Rewrite the rows below, swapping each "total-cell" for "sum-cell" and keeping everything else the same.

** BEGIN **

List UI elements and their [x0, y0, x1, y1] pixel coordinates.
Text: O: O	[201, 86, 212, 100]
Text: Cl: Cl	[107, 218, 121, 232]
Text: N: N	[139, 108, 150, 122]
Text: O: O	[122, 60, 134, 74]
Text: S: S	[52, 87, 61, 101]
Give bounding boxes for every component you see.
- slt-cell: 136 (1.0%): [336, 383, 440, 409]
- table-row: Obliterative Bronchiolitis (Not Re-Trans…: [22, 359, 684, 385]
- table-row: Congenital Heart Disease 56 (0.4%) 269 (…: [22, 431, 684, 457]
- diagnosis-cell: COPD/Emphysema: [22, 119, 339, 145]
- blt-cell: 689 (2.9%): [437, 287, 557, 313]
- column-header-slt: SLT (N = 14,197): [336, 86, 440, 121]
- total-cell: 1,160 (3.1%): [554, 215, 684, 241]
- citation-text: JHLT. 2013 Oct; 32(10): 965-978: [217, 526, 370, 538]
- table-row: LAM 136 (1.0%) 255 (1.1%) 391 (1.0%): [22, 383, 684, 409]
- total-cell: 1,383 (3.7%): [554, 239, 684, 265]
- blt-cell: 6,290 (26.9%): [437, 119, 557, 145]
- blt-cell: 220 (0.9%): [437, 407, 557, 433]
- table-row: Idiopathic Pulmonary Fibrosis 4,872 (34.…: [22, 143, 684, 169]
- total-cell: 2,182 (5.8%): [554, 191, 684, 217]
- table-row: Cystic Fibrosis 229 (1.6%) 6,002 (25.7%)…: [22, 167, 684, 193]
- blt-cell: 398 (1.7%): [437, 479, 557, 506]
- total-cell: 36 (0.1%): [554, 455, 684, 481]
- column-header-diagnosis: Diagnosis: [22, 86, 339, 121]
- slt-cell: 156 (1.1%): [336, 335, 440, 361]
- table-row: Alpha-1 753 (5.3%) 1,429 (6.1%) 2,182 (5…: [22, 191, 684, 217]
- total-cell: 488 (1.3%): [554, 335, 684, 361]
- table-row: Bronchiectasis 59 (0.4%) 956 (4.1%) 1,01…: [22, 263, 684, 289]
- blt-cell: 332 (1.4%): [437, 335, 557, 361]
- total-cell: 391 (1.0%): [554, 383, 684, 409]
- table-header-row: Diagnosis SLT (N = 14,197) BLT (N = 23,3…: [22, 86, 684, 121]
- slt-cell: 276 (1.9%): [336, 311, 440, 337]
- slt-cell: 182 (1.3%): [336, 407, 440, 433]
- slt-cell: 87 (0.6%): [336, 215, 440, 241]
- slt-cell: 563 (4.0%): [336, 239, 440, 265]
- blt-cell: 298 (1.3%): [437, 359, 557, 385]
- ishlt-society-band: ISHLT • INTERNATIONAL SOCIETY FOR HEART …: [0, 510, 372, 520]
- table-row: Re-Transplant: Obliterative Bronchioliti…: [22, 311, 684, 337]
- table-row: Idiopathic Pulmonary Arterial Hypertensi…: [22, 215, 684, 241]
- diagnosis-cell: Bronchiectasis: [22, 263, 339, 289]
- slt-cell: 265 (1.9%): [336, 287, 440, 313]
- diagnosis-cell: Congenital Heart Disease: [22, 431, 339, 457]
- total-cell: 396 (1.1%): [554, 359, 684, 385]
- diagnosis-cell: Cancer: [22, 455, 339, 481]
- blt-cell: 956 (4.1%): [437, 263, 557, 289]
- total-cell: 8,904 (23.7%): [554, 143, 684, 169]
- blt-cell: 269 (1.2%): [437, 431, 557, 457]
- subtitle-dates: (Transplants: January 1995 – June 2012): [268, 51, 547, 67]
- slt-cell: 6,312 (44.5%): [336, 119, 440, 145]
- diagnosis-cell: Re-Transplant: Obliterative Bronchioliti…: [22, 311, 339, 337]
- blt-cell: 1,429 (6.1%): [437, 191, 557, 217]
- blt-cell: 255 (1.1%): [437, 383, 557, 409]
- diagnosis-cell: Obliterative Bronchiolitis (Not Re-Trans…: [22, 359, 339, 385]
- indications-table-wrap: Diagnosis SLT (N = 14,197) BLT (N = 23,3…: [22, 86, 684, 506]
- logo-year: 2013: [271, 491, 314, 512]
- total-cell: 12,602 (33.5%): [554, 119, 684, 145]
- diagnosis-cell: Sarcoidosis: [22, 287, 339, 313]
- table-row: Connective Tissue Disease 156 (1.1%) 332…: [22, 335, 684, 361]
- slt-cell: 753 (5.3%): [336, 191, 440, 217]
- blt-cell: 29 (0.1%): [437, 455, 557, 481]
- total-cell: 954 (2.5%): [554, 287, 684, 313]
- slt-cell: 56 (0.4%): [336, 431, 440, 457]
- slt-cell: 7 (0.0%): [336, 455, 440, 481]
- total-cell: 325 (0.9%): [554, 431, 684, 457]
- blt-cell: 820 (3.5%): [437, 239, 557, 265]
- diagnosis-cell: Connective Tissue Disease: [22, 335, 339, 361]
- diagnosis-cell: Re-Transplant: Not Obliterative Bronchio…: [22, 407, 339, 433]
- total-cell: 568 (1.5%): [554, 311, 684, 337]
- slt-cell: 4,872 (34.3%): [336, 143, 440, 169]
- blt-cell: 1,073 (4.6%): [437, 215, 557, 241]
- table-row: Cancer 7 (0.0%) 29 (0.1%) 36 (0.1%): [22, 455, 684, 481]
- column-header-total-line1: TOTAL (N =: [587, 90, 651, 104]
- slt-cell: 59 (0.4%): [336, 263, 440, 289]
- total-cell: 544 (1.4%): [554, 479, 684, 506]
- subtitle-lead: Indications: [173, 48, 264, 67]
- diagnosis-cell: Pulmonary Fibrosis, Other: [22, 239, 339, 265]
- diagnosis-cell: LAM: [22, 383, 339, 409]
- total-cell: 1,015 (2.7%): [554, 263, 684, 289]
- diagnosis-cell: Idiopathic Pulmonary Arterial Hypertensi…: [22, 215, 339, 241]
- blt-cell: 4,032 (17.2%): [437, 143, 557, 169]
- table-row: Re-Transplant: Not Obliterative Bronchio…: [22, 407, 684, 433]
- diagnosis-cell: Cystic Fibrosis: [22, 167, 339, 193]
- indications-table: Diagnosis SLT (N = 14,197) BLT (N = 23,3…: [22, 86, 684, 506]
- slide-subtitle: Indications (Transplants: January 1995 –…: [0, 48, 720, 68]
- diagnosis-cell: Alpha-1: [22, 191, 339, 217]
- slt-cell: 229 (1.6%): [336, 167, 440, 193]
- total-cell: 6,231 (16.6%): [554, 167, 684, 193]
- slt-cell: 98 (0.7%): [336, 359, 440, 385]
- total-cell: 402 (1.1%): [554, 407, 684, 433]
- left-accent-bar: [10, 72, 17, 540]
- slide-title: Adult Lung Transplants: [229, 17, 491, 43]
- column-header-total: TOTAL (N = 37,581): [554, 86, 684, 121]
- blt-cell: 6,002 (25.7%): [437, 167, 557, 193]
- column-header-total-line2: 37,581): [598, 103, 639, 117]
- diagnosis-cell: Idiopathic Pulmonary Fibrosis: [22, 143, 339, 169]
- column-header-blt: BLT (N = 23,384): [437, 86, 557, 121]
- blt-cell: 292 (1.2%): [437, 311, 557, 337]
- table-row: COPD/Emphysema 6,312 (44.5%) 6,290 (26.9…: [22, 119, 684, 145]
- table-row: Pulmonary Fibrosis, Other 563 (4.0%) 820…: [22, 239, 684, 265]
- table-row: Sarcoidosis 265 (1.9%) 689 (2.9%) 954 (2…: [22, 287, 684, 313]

** END **

Result of the exercise
List UI elements and their [x0, y0, x1, y1] pixel coordinates.
Text: O: O	[201, 86, 212, 100]
Text: Cl: Cl	[107, 218, 121, 232]
Text: N: N	[139, 108, 150, 122]
Text: O: O	[122, 60, 134, 74]
Text: S: S	[52, 87, 61, 101]
Give bounding boxes for every component you see.
- slt-cell: 136 (1.0%): [336, 383, 440, 409]
- table-row: Obliterative Bronchiolitis (Not Re-Trans…: [22, 359, 684, 385]
- table-row: Congenital Heart Disease 56 (0.4%) 269 (…: [22, 431, 684, 457]
- diagnosis-cell: COPD/Emphysema: [22, 119, 339, 145]
- blt-cell: 689 (2.9%): [437, 287, 557, 313]
- column-header-slt: SLT (N = 14,197): [336, 86, 440, 121]
- sum-cell: 1,160 (3.1%): [554, 215, 684, 241]
- citation-text: JHLT. 2013 Oct; 32(10): 965-978: [217, 526, 370, 538]
- table-row: LAM 136 (1.0%) 255 (1.1%) 391 (1.0%): [22, 383, 684, 409]
- sum-cell: 1,383 (3.7%): [554, 239, 684, 265]
- blt-cell: 6,290 (26.9%): [437, 119, 557, 145]
- blt-cell: 220 (0.9%): [437, 407, 557, 433]
- table-row: Idiopathic Pulmonary Fibrosis 4,872 (34.…: [22, 143, 684, 169]
- sum-cell: 2,182 (5.8%): [554, 191, 684, 217]
- table-row: Cystic Fibrosis 229 (1.6%) 6,002 (25.7%)…: [22, 167, 684, 193]
- blt-cell: 398 (1.7%): [437, 479, 557, 506]
- sum-cell: 36 (0.1%): [554, 455, 684, 481]
- column-header-diagnosis: Diagnosis: [22, 86, 339, 121]
- slt-cell: 156 (1.1%): [336, 335, 440, 361]
- table-row: Alpha-1 753 (5.3%) 1,429 (6.1%) 2,182 (5…: [22, 191, 684, 217]
- sum-cell: 488 (1.3%): [554, 335, 684, 361]
- table-row: Bronchiectasis 59 (0.4%) 956 (4.1%) 1,01…: [22, 263, 684, 289]
- blt-cell: 332 (1.4%): [437, 335, 557, 361]
- sum-cell: 391 (1.0%): [554, 383, 684, 409]
- table-header-row: Diagnosis SLT (N = 14,197) BLT (N = 23,3…: [22, 86, 684, 121]
- slt-cell: 276 (1.9%): [336, 311, 440, 337]
- slt-cell: 182 (1.3%): [336, 407, 440, 433]
- slt-cell: 87 (0.6%): [336, 215, 440, 241]
- slt-cell: 563 (4.0%): [336, 239, 440, 265]
- blt-cell: 298 (1.3%): [437, 359, 557, 385]
- ishlt-society-band: ISHLT • INTERNATIONAL SOCIETY FOR HEART …: [0, 510, 372, 520]
- table-row: Re-Transplant: Obliterative Bronchioliti…: [22, 311, 684, 337]
- table-row: Idiopathic Pulmonary Arterial Hypertensi…: [22, 215, 684, 241]
- diagnosis-cell: Bronchiectasis: [22, 263, 339, 289]
- slt-cell: 265 (1.9%): [336, 287, 440, 313]
- diagnosis-cell: Congenital Heart Disease: [22, 431, 339, 457]
- sum-cell: 396 (1.1%): [554, 359, 684, 385]
- diagnosis-cell: Cancer: [22, 455, 339, 481]
- blt-cell: 956 (4.1%): [437, 263, 557, 289]
- sum-cell: 8,904 (23.7%): [554, 143, 684, 169]
- blt-cell: 269 (1.2%): [437, 431, 557, 457]
- subtitle-dates: (Transplants: January 1995 – June 2012): [268, 51, 547, 67]
- slt-cell: 6,312 (44.5%): [336, 119, 440, 145]
- diagnosis-cell: Re-Transplant: Obliterative Bronchioliti…: [22, 311, 339, 337]
- blt-cell: 1,429 (6.1%): [437, 191, 557, 217]
- blt-cell: 255 (1.1%): [437, 383, 557, 409]
- diagnosis-cell: Obliterative Bronchiolitis (Not Re-Trans…: [22, 359, 339, 385]
- indications-table-wrap: Diagnosis SLT (N = 14,197) BLT (N = 23,3…: [22, 86, 684, 506]
- logo-year: 2013: [271, 491, 314, 512]
- sum-cell: 12,602 (33.5%): [554, 119, 684, 145]
- diagnosis-cell: Sarcoidosis: [22, 287, 339, 313]
- table-row: Connective Tissue Disease 156 (1.1%) 332…: [22, 335, 684, 361]
- slt-cell: 753 (5.3%): [336, 191, 440, 217]
- blt-cell: 29 (0.1%): [437, 455, 557, 481]
- sum-cell: 954 (2.5%): [554, 287, 684, 313]
- slt-cell: 56 (0.4%): [336, 431, 440, 457]
- slt-cell: 7 (0.0%): [336, 455, 440, 481]
- sum-cell: 325 (0.9%): [554, 431, 684, 457]
- blt-cell: 820 (3.5%): [437, 239, 557, 265]
- diagnosis-cell: Connective Tissue Disease: [22, 335, 339, 361]
- diagnosis-cell: Re-Transplant: Not Obliterative Bronchio…: [22, 407, 339, 433]
- sum-cell: 568 (1.5%): [554, 311, 684, 337]
- slt-cell: 4,872 (34.3%): [336, 143, 440, 169]
- blt-cell: 1,073 (4.6%): [437, 215, 557, 241]
- table-row: Cancer 7 (0.0%) 29 (0.1%) 36 (0.1%): [22, 455, 684, 481]
- column-header-total-line1: TOTAL (N =: [587, 90, 651, 104]
- slt-cell: 59 (0.4%): [336, 263, 440, 289]
- sum-cell: 544 (1.4%): [554, 479, 684, 506]
- subtitle-lead: Indications: [173, 48, 264, 67]
- diagnosis-cell: Pulmonary Fibrosis, Other: [22, 239, 339, 265]
- diagnosis-cell: LAM: [22, 383, 339, 409]
- sum-cell: 1,015 (2.7%): [554, 263, 684, 289]
- diagnosis-cell: Idiopathic Pulmonary Arterial Hypertensi…: [22, 215, 339, 241]
- blt-cell: 4,032 (17.2%): [437, 143, 557, 169]
- table-row: Re-Transplant: Not Obliterative Bronchio…: [22, 407, 684, 433]
- diagnosis-cell: Cystic Fibrosis: [22, 167, 339, 193]
- indications-table: Diagnosis SLT (N = 14,197) BLT (N = 23,3…: [22, 86, 684, 506]
- slide-subtitle: Indications (Transplants: January 1995 –…: [0, 48, 720, 68]
- diagnosis-cell: Alpha-1: [22, 191, 339, 217]
- slt-cell: 229 (1.6%): [336, 167, 440, 193]
- sum-cell: 6,231 (16.6%): [554, 167, 684, 193]
- slt-cell: 98 (0.7%): [336, 359, 440, 385]
- sum-cell: 402 (1.1%): [554, 407, 684, 433]
- left-accent-bar: [10, 72, 17, 540]
- slide-title: Adult Lung Transplants: [229, 17, 491, 43]
- column-header-total: TOTAL (N = 37,581): [554, 86, 684, 121]
- blt-cell: 6,002 (25.7%): [437, 167, 557, 193]
- column-header-total-line2: 37,581): [598, 103, 639, 117]
- diagnosis-cell: Idiopathic Pulmonary Fibrosis: [22, 143, 339, 169]
- column-header-blt: BLT (N = 23,384): [437, 86, 557, 121]
- blt-cell: 292 (1.2%): [437, 311, 557, 337]
- table-row: COPD/Emphysema 6,312 (44.5%) 6,290 (26.9…: [22, 119, 684, 145]
- table-row: Pulmonary Fibrosis, Other 563 (4.0%) 820…: [22, 239, 684, 265]
- table-row: Sarcoidosis 265 (1.9%) 689 (2.9%) 954 (2…: [22, 287, 684, 313]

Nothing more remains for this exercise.